**Task objective:**
Copy every line of the data that contains the string "mean".

**Dataset records:**
++++++
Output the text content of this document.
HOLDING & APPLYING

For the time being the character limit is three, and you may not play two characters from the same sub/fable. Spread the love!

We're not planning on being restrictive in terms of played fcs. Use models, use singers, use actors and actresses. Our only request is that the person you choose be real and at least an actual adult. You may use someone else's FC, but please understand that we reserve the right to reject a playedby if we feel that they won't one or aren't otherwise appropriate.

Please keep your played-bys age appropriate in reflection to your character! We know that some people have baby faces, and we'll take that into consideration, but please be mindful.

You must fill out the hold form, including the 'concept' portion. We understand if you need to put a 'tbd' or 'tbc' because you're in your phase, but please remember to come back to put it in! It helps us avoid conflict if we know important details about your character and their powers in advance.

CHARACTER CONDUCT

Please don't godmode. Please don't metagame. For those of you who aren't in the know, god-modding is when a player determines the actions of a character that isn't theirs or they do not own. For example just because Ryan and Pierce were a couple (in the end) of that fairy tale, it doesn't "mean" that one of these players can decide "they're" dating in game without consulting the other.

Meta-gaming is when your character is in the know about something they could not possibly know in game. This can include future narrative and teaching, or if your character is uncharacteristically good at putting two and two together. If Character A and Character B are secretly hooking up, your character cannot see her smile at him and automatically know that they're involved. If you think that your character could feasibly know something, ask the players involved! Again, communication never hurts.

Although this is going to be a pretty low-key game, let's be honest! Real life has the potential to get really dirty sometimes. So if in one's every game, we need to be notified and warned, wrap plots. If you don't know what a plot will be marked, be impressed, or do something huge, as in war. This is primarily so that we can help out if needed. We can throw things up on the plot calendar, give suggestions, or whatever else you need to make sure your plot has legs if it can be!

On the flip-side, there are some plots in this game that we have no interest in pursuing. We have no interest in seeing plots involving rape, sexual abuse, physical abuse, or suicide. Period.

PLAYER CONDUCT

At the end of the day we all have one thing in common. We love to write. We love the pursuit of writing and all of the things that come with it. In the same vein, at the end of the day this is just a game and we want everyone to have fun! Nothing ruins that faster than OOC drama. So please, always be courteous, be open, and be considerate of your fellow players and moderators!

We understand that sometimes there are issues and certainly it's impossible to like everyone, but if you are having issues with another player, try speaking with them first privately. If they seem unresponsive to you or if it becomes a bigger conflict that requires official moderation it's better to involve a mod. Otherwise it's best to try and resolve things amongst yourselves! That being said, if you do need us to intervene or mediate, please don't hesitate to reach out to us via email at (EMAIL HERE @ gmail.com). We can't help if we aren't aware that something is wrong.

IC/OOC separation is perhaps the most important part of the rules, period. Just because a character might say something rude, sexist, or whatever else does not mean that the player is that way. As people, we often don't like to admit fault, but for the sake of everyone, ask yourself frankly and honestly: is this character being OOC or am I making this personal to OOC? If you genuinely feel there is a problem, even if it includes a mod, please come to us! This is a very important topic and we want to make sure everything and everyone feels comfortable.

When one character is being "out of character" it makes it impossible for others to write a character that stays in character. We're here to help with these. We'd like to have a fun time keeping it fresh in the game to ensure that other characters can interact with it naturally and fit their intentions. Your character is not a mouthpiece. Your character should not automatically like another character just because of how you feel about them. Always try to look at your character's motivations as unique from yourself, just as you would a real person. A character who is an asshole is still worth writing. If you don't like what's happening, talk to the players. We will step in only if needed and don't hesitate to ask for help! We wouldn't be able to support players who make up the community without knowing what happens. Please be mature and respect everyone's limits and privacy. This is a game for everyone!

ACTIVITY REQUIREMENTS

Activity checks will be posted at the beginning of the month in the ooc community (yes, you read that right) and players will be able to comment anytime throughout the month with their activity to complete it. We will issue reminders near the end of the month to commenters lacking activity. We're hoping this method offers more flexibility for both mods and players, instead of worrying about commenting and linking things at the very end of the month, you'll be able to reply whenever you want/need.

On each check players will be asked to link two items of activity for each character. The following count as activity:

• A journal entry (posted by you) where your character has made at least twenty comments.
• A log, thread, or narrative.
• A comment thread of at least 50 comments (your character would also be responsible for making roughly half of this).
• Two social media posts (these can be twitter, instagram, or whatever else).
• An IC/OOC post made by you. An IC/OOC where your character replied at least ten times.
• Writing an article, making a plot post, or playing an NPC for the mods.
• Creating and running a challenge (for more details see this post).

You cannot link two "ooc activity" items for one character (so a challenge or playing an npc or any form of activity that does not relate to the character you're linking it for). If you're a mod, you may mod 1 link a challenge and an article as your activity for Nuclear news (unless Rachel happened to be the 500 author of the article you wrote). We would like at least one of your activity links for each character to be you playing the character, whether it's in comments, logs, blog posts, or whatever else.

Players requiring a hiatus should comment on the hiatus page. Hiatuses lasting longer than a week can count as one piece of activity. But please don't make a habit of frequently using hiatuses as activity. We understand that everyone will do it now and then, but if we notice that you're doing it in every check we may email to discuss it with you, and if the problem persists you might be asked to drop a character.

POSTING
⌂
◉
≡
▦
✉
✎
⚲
++++++
**Answer for this exercise:**
Please don't godmode. Please don't metagame. For those of you who aren't in the know, god-modding is when a player determines the actions of a character that isn't theirs or they do not own. For example just because Ryan and Pierce were a couple (in the end) of that fairy tale, it doesn't "mean" that one of these players can decide "they're" dating in game without consulting the other.
IC/OOC separation is perhaps the most important part of the rules, period. Just because a character might say something rude, sexist, or whatever else does not mean that the player is that way. As people, we often don't like to admit fault, but for the sake of everyone, ask yourself frankly and honestly: is this character being OOC or am I making this personal to OOC? If you genuinely feel there is a problem, even if it includes a mod, please come to us! This is a very important topic and we want to make sure everything and everyone feels comfortable.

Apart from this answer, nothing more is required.